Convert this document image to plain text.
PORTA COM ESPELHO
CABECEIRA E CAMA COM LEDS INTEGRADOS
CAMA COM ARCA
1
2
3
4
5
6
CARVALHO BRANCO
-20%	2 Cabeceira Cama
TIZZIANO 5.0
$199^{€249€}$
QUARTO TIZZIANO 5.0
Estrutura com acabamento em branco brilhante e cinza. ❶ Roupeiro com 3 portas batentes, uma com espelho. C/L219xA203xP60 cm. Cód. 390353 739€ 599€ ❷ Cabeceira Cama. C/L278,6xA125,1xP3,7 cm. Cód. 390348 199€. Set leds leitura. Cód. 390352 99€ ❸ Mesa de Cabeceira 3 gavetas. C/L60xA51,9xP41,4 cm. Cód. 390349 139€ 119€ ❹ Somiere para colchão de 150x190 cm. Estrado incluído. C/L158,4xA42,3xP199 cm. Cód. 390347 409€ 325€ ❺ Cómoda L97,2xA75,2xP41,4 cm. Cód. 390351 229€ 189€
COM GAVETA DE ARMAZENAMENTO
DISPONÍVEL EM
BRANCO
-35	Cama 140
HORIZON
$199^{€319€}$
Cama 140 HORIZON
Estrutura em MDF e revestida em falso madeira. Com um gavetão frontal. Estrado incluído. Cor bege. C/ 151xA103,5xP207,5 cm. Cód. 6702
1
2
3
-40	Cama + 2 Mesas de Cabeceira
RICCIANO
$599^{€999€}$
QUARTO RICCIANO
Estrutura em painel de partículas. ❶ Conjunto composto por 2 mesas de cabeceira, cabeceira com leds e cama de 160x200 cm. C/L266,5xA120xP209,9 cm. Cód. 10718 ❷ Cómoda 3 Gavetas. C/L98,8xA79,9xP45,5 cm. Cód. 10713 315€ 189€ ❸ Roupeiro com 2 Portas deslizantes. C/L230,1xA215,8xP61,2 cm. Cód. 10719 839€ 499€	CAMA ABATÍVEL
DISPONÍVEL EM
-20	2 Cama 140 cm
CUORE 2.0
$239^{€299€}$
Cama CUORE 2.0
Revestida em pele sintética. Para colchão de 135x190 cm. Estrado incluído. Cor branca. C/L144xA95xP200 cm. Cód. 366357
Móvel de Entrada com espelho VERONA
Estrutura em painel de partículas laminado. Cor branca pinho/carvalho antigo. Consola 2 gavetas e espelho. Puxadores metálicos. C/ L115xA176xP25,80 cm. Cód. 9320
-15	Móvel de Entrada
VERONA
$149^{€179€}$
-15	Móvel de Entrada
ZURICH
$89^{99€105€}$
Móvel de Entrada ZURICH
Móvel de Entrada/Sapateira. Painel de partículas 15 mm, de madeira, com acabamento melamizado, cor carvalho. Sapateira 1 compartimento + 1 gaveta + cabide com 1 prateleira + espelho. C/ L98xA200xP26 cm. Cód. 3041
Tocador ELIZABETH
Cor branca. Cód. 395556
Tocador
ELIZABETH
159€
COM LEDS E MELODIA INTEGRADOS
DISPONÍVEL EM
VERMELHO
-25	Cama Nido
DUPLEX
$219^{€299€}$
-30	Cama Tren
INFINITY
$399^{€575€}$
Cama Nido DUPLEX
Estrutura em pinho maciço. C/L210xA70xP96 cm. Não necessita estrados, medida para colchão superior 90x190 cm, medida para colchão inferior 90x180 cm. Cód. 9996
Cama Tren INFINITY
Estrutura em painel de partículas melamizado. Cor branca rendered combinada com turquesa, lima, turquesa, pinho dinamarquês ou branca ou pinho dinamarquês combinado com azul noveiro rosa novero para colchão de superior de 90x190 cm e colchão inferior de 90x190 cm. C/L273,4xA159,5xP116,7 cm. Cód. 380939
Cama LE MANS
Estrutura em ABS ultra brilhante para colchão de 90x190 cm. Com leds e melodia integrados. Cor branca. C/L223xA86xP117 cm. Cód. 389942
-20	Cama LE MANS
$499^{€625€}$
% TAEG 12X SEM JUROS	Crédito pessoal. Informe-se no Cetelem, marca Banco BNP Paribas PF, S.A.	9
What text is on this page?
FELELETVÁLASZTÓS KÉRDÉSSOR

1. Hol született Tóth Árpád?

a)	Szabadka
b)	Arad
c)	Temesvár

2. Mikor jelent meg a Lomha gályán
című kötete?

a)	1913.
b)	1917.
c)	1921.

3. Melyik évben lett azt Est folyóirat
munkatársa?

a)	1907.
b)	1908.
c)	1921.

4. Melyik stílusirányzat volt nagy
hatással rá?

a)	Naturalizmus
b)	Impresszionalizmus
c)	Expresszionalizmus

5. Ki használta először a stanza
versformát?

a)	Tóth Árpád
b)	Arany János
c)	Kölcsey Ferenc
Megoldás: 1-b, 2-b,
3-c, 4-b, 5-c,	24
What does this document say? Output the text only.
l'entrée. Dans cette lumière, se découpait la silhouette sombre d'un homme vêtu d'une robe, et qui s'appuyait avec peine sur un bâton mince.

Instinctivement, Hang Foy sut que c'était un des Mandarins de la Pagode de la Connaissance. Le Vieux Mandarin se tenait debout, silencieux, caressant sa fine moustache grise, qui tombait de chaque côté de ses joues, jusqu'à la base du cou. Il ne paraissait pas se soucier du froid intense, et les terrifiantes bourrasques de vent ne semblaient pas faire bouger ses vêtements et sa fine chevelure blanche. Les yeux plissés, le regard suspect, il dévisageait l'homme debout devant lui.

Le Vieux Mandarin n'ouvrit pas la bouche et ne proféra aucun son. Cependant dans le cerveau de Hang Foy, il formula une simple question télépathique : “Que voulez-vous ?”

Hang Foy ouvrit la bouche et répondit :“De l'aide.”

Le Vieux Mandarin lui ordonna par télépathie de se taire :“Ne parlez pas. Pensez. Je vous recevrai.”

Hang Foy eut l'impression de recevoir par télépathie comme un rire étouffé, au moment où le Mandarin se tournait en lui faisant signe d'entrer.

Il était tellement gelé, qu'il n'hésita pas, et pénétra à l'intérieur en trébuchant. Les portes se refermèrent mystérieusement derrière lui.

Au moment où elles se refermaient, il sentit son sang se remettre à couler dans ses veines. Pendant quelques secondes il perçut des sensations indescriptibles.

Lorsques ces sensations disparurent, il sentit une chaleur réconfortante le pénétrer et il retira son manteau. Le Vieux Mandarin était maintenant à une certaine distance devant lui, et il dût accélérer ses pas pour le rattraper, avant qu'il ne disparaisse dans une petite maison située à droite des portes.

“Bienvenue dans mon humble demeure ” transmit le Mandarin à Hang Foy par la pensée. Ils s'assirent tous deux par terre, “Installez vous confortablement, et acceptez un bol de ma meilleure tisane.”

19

-- -- --

__Problem description__. From the data, pick out every line that includes "Mandarin".

__Answer in full__.
Instinctivement, Hang Foy sut que c'était un des Mandarins de la Pagode de la Connaissance. Le Vieux Mandarin se tenait debout, silencieux, caressant sa fine moustache grise, qui tombait de chaque côté de ses joues, jusqu'à la base du cou. Il ne paraissait pas se soucier du froid intense, et les terrifiantes bourrasques de vent ne semblaient pas faire bouger ses vêtements et sa fine chevelure blanche. Les yeux plissés, le regard suspect, il dévisageait l'homme debout devant lui.
Le Vieux Mandarin n'ouvrit pas la bouche et ne proféra aucun son. Cependant dans le cerveau de Hang Foy, il formula une simple question télépathique : “Que voulez-vous ?”
Le Vieux Mandarin lui ordonna par télépathie de se taire :“Ne parlez pas. Pensez. Je vous recevrai.”
Hang Foy eut l'impression de recevoir par télépathie comme un rire étouffé, au moment où le Mandarin se tournait en lui faisant signe d'entrer.
Lorsques ces sensations disparurent, il sentit une chaleur réconfortante le pénétrer et il retira son manteau. Le Vieux Mandarin était maintenant à une certaine distance devant lui, et il dût accélérer ses pas pour le rattraper, avant qu'il ne disparaisse dans une petite maison située à droite des portes.
“Bienvenue dans mon humble demeure ” transmit le Mandarin à Hang Foy par la pensée. Ils s'assirent tous deux par terre, “Installez vous confortablement, et acceptez un bol de ma meilleure tisane.”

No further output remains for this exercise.